Your task »
Filter the data below for the string "change" and copy each matching line.

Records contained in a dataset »

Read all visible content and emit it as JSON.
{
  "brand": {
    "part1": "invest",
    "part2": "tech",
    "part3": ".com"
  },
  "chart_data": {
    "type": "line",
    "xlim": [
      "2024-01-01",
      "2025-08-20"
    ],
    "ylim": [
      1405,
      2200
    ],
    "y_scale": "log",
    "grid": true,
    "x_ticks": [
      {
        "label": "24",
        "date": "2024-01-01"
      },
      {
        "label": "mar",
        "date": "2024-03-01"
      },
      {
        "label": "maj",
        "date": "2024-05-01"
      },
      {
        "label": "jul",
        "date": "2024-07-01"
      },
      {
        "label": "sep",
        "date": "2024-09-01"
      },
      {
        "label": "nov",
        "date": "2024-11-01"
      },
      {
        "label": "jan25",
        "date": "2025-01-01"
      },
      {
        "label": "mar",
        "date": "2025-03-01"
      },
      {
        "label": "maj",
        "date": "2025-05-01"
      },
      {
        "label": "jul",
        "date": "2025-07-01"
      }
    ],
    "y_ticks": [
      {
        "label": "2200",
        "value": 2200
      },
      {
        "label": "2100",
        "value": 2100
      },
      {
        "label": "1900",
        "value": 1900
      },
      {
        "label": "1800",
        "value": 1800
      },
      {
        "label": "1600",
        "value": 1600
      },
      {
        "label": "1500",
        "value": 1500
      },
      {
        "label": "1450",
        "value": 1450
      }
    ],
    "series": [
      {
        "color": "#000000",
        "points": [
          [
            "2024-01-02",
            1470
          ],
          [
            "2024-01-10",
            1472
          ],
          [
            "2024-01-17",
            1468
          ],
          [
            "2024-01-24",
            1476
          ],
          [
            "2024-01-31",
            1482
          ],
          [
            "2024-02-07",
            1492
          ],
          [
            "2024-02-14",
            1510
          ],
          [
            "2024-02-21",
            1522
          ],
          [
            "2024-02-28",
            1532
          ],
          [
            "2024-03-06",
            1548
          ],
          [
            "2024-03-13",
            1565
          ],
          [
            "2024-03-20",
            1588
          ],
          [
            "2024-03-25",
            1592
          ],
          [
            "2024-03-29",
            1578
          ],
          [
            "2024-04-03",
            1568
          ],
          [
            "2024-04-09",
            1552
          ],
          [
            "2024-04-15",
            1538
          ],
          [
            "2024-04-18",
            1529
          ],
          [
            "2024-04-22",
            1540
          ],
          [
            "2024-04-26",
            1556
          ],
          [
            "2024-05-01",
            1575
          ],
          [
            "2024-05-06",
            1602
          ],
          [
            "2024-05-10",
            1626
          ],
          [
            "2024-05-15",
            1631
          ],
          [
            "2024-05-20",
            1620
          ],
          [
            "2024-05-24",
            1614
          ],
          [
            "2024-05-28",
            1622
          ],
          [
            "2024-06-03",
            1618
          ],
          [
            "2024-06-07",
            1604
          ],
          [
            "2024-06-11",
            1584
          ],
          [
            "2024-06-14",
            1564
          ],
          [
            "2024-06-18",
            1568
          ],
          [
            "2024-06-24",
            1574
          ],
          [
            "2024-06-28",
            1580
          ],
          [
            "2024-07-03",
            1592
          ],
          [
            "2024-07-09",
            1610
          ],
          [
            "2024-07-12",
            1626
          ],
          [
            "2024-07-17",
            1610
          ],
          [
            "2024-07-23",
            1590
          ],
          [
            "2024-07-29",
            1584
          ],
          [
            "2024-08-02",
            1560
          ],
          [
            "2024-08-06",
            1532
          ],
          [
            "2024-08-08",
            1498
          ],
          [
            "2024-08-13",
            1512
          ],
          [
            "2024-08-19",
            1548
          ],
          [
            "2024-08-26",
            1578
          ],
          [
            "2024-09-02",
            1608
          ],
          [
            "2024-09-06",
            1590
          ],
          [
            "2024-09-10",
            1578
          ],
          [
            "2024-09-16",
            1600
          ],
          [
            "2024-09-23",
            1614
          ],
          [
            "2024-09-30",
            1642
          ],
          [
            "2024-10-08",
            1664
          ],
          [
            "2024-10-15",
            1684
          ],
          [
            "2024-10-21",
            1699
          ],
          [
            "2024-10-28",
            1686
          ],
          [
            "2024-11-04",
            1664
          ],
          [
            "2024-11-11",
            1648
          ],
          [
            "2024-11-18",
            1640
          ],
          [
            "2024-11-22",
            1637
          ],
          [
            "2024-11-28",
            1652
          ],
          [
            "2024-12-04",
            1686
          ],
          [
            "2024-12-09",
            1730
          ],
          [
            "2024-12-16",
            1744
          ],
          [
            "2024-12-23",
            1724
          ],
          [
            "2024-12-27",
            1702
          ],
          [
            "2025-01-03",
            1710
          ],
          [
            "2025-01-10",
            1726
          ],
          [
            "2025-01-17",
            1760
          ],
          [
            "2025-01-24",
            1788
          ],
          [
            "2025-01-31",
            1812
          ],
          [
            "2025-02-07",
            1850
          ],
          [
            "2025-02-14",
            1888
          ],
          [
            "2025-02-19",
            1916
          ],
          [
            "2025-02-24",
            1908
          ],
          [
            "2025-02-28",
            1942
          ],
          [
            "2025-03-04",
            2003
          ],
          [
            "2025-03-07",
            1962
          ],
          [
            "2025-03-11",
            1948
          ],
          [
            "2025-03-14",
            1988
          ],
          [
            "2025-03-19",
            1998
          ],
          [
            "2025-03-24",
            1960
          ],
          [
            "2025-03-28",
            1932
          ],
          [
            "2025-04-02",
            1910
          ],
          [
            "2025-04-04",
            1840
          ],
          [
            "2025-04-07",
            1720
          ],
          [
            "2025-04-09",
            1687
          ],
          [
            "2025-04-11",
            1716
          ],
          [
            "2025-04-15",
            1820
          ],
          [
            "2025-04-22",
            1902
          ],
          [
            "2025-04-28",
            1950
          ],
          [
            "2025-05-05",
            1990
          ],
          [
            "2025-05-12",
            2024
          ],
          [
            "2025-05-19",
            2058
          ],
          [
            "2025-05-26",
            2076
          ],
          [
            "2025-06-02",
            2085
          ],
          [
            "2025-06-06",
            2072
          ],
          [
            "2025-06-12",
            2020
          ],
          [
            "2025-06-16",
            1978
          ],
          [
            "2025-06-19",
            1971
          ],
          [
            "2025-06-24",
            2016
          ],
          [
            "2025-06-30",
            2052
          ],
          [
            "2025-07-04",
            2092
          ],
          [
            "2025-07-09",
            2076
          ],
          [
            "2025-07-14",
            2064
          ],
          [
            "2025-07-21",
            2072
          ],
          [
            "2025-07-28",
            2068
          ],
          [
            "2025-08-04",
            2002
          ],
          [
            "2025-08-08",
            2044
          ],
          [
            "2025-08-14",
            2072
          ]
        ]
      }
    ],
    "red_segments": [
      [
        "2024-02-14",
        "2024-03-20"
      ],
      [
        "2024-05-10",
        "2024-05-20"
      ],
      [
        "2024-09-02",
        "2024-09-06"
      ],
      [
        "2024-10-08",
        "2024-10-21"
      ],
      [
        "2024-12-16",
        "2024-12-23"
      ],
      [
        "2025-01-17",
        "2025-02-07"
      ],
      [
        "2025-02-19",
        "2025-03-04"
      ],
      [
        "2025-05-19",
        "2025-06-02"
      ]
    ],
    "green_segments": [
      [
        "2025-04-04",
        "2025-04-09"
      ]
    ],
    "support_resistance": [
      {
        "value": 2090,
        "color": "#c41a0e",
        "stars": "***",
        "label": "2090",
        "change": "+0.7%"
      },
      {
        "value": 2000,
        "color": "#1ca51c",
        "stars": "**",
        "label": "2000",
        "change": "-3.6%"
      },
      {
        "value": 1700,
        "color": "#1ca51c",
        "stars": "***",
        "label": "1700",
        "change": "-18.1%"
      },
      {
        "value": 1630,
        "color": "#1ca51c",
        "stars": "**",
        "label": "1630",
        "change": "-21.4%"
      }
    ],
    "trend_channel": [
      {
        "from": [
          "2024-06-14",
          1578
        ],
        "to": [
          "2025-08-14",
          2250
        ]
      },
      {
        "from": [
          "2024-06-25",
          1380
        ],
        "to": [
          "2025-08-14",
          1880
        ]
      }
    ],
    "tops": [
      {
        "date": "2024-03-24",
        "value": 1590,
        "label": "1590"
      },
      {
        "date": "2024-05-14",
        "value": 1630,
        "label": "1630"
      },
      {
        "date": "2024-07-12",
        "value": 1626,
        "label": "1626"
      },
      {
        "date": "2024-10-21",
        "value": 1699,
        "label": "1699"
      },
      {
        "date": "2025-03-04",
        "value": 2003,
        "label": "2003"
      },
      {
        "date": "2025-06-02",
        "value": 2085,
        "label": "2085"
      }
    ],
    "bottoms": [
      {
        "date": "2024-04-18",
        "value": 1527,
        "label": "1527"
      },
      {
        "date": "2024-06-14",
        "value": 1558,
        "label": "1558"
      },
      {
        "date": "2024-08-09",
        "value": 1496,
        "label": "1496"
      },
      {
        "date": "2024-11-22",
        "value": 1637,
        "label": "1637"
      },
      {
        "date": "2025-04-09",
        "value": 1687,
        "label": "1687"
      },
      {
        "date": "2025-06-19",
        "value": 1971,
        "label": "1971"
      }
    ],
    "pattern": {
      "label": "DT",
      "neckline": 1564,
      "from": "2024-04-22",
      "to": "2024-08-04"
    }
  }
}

Answer to the exercise »
        "change": "+0.7%"
        "change": "-3.6%"
        "change": "-18.1%"
        "change": "-21.4%"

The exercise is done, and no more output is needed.